Return every line of the records below verbatim, with no pictures in the copy.
══ Dataset extract
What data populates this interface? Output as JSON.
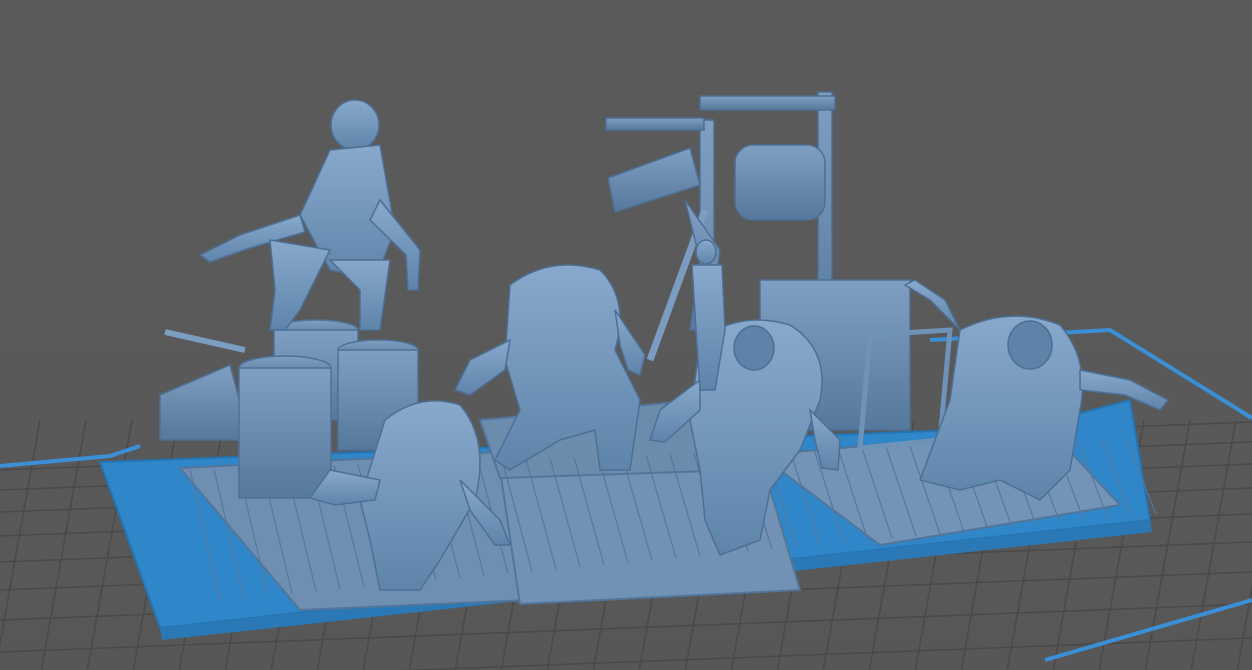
{
  "viewport": {
    "background_color": "#5a5a5a",
    "grid_line_color": "#4a4a4a",
    "build_plate_outline_color": "#3b8fd6",
    "base_color": "#2e88cf",
    "model_color": "#6f93b8"
  },
  "models": [
    {
      "name": "ghoul-on-barrels",
      "base_shape": "rectangle"
    },
    {
      "name": "hunched-ghoul-left",
      "base_shape": "rectangle"
    },
    {
      "name": "hunched-ghoul-middle",
      "base_shape": "rectangle"
    },
    {
      "name": "hunched-ghoul-center",
      "base_shape": "rectangle"
    },
    {
      "name": "hunched-ghoul-right",
      "base_shape": "rectangle"
    },
    {
      "name": "tavern-sign-and-barrel-scenery",
      "base_shape": "rectangle"
    }
  ]
}
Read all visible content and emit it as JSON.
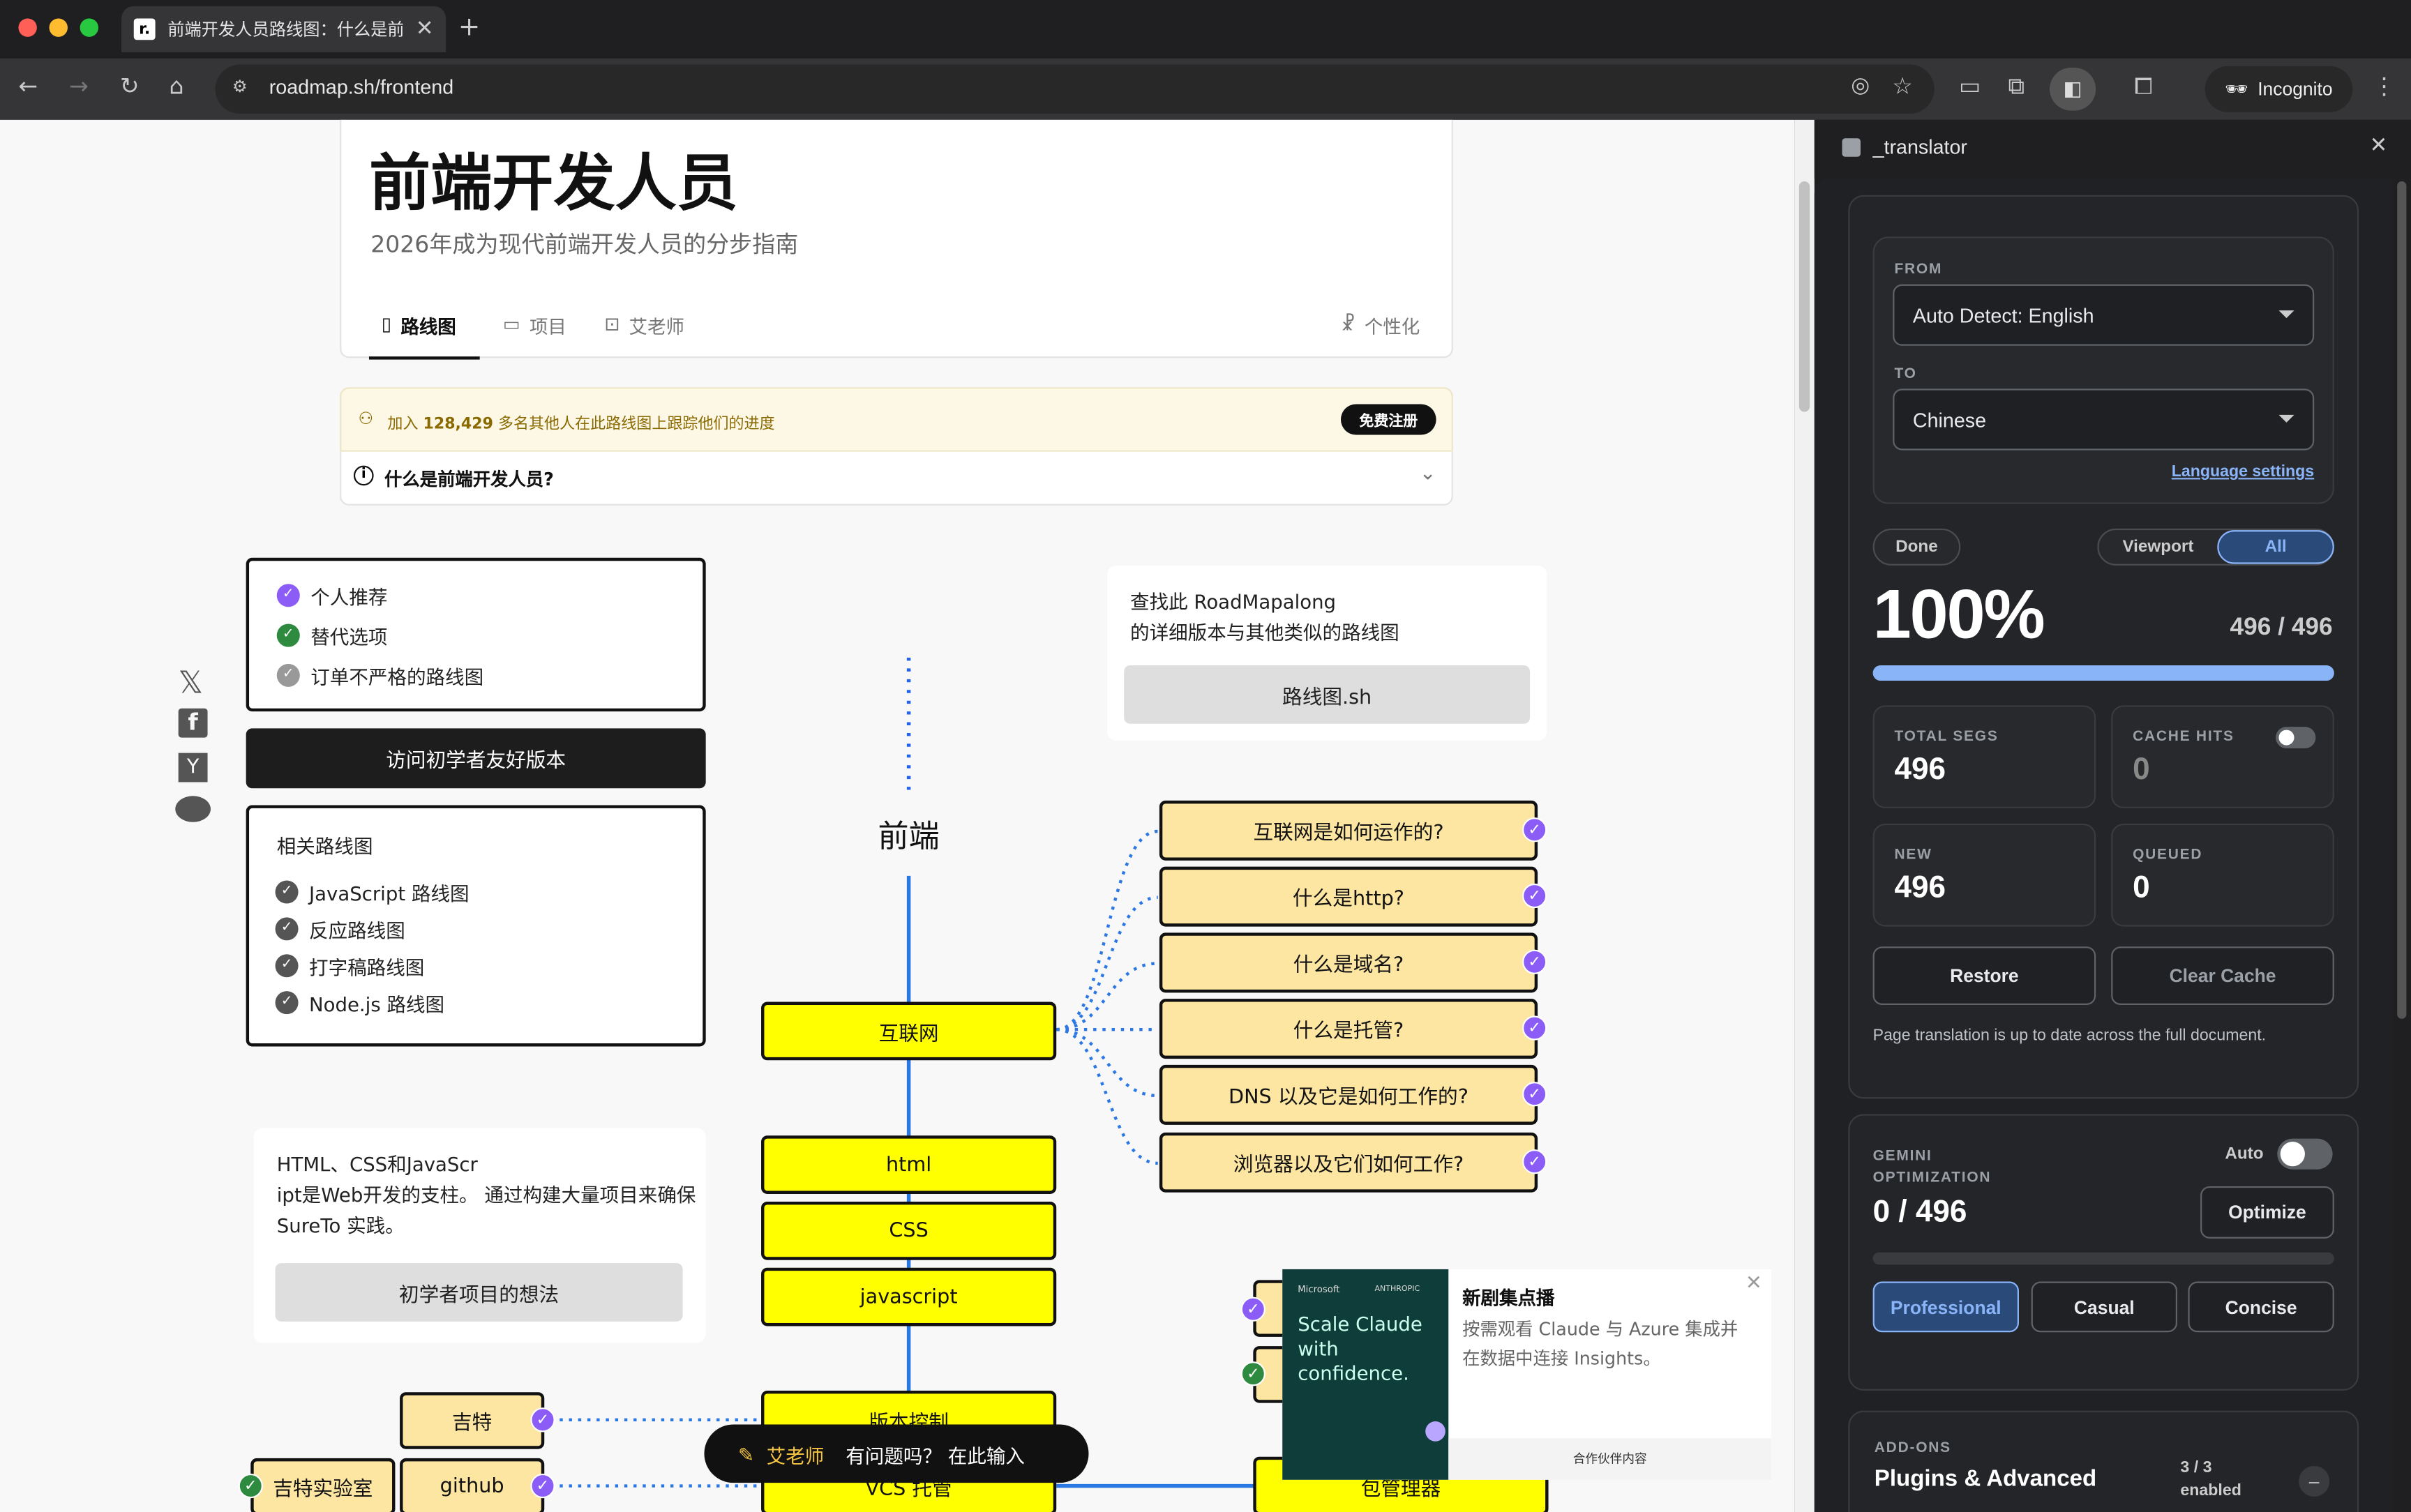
{
  "browser": {
    "tab_title": "前端开发人员路线图：什么是前",
    "url": "roadmap.sh/frontend",
    "incognito_label": "Incognito",
    "favicon_text": "r."
  },
  "page": {
    "title": "前端开发人员",
    "subtitle": "2026年成为现代前端开发人员的分步指南",
    "tabs": [
      "路线图",
      "项目",
      "艾老师"
    ],
    "personalize": "个性化",
    "banner_text_pre": "加入 ",
    "banner_count": "128,429",
    "banner_text_post": " 多名其他人在此路线图上跟踪他们的进度",
    "signup_button": "免费注册",
    "faq_question": "什么是前端开发人员?",
    "legend_items": [
      "个人推荐",
      "替代选项",
      "订单不严格的路线图"
    ],
    "beginner_button": "访问初学者友好版本",
    "related_title": "相关路线图",
    "related_items": [
      "JavaScript 路线图",
      "反应路线图",
      "打字稿路线图",
      "Node.js 路线图"
    ],
    "find_text_1": "查找此 RoadMapalong",
    "find_text_2": "的详细版本与其他类似的路线图",
    "find_button": "路线图.sh",
    "projects_text_1": "HTML、CSS和JavaScr",
    "projects_text_2": "ipt是Web开发的支柱。 通过构建大量项目来确保",
    "projects_text_3": "SureTo 实践。",
    "projects_button": "初学者项目的想法",
    "root_label": "前端",
    "main_nodes": [
      "互联网",
      "html",
      "CSS",
      "javascript",
      "版本控制",
      "VCS 托管",
      "包管理器"
    ],
    "internet_topics": [
      "互联网是如何运作的?",
      "什么是http?",
      "什么是域名?",
      "什么是托管?",
      "DNS 以及它是如何工作的?",
      "浏览器以及它们如何工作?"
    ],
    "vcs_items": [
      "吉特",
      "吉特实验室",
      "github"
    ],
    "ai_chip_label": "艾老师",
    "ai_chip_text": "有问题吗？ 在此输入",
    "ad": {
      "brand_1": "Microsoft",
      "brand_2": "ANTHROPIC",
      "tagline": "Scale Claude with confidence.",
      "title": "新剧集点播",
      "body": "按需观看 Claude 与 Azure 集成并在数据中连接 Insights。",
      "footer": "合作伙伴内容"
    },
    "social_icons": [
      "x-icon",
      "facebook-icon",
      "hackernews-icon",
      "reddit-icon"
    ]
  },
  "translator": {
    "panel_title": "_translator",
    "from_label": "FROM",
    "from_value": "Auto Detect: English",
    "to_label": "TO",
    "to_value": "Chinese",
    "language_settings": "Language settings",
    "done_label": "Done",
    "scope_options": [
      "Viewport",
      "All"
    ],
    "scope_selected": "All",
    "percent": "100%",
    "progress_count": "496 / 496",
    "progress_fraction": 1.0,
    "total_segs_label": "TOTAL SEGS",
    "total_segs": "496",
    "cache_hits_label": "CACHE HITS",
    "cache_hits": "0",
    "new_label": "NEW",
    "new_value": "496",
    "queued_label": "QUEUED",
    "queued_value": "0",
    "restore_button": "Restore",
    "clear_cache_button": "Clear Cache",
    "status_text": "Page translation is up to date across the full document.",
    "gemini_label_1": "GEMINI",
    "gemini_label_2": "OPTIMIZATION",
    "auto_label": "Auto",
    "optimize_count": "0 / 496",
    "optimize_button": "Optimize",
    "styles": [
      "Professional",
      "Casual",
      "Concise"
    ],
    "style_selected": "Professional",
    "addons_label": "ADD-ONS",
    "addons_title": "Plugins & Advanced",
    "addons_count": "3 / 3",
    "addons_enabled": "enabled"
  },
  "colors": {
    "accent": "#8ab4f8",
    "node_yellow": "#ffff00",
    "topic_orange": "#fde5a2",
    "check_purple": "#8b5cf6",
    "check_green": "#2d8a3e"
  }
}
════
Final answer:
What data populates this interface? Output as JSON.
{
  "viewport": {
    "background_color": "#5a5a5a",
    "grid_line_color": "#4a4a4a",
    "build_plate_outline_color": "#3b8fd6",
    "base_color": "#2e88cf",
    "model_color": "#6f93b8"
  },
  "models": [
    {
      "name": "ghoul-on-barrels",
      "base_shape": "rectangle"
    },
    {
      "name": "hunched-ghoul-left",
      "base_shape": "rectangle"
    },
    {
      "name": "hunched-ghoul-middle",
      "base_shape": "rectangle"
    },
    {
      "name": "hunched-ghoul-center",
      "base_shape": "rectangle"
    },
    {
      "name": "hunched-ghoul-right",
      "base_shape": "rectangle"
    },
    {
      "name": "tavern-sign-and-barrel-scenery",
      "base_shape": "rectangle"
    }
  ]
}
Read all visible content and emit it as JSON.
{
  "browser": {
    "tab_title": "前端开发人员路线图：什么是前",
    "url": "roadmap.sh/frontend",
    "incognito_label": "Incognito",
    "favicon_text": "r."
  },
  "page": {
    "title": "前端开发人员",
    "subtitle": "2026年成为现代前端开发人员的分步指南",
    "tabs": [
      "路线图",
      "项目",
      "艾老师"
    ],
    "personalize": "个性化",
    "banner_text_pre": "加入 ",
    "banner_count": "128,429",
    "banner_text_post": " 多名其他人在此路线图上跟踪他们的进度",
    "signup_button": "免费注册",
    "faq_question": "什么是前端开发人员?",
    "legend_items": [
      "个人推荐",
      "替代选项",
      "订单不严格的路线图"
    ],
    "beginner_button": "访问初学者友好版本",
    "related_title": "相关路线图",
    "related_items": [
      "JavaScript 路线图",
      "反应路线图",
      "打字稿路线图",
      "Node.js 路线图"
    ],
    "find_text_1": "查找此 RoadMapalong",
    "find_text_2": "的详细版本与其他类似的路线图",
    "find_button": "路线图.sh",
    "projects_text_1": "HTML、CSS和JavaScr",
    "projects_text_2": "ipt是Web开发的支柱。 通过构建大量项目来确保",
    "projects_text_3": "SureTo 实践。",
    "projects_button": "初学者项目的想法",
    "root_label": "前端",
    "main_nodes": [
      "互联网",
      "html",
      "CSS",
      "javascript",
      "版本控制",
      "VCS 托管",
      "包管理器"
    ],
    "internet_topics": [
      "互联网是如何运作的?",
      "什么是http?",
      "什么是域名?",
      "什么是托管?",
      "DNS 以及它是如何工作的?",
      "浏览器以及它们如何工作?"
    ],
    "vcs_items": [
      "吉特",
      "吉特实验室",
      "github"
    ],
    "ai_chip_label": "艾老师",
    "ai_chip_text": "有问题吗？ 在此输入",
    "ad": {
      "brand_1": "Microsoft",
      "brand_2": "ANTHROPIC",
      "tagline": "Scale Claude with confidence.",
      "title": "新剧集点播",
      "body": "按需观看 Claude 与 Azure 集成并在数据中连接 Insights。",
      "footer": "合作伙伴内容"
    },
    "social_icons": [
      "x-icon",
      "facebook-icon",
      "hackernews-icon",
      "reddit-icon"
    ]
  },
  "translator": {
    "panel_title": "_translator",
    "from_label": "FROM",
    "from_value": "Auto Detect: English",
    "to_label": "TO",
    "to_value": "Chinese",
    "language_settings": "Language settings",
    "done_label": "Done",
    "scope_options": [
      "Viewport",
      "All"
    ],
    "scope_selected": "All",
    "percent": "100%",
    "progress_count": "496 / 496",
    "progress_fraction": 1.0,
    "total_segs_label": "TOTAL SEGS",
    "total_segs": "496",
    "cache_hits_label": "CACHE HITS",
    "cache_hits": "0",
    "new_label": "NEW",
    "new_value": "496",
    "queued_label": "QUEUED",
    "queued_value": "0",
    "restore_button": "Restore",
    "clear_cache_button": "Clear Cache",
    "status_text": "Page translation is up to date across the full document.",
    "gemini_label_1": "GEMINI",
    "gemini_label_2": "OPTIMIZATION",
    "auto_label": "Auto",
    "optimize_count": "0 / 496",
    "optimize_button": "Optimize",
    "styles": [
      "Professional",
      "Casual",
      "Concise"
    ],
    "style_selected": "Professional",
    "addons_label": "ADD-ONS",
    "addons_title": "Plugins & Advanced",
    "addons_count": "3 / 3",
    "addons_enabled": "enabled"
  },
  "colors": {
    "accent": "#8ab4f8",
    "node_yellow": "#ffff00",
    "topic_orange": "#fde5a2",
    "check_purple": "#8b5cf6",
    "check_green": "#2d8a3e"
  }
}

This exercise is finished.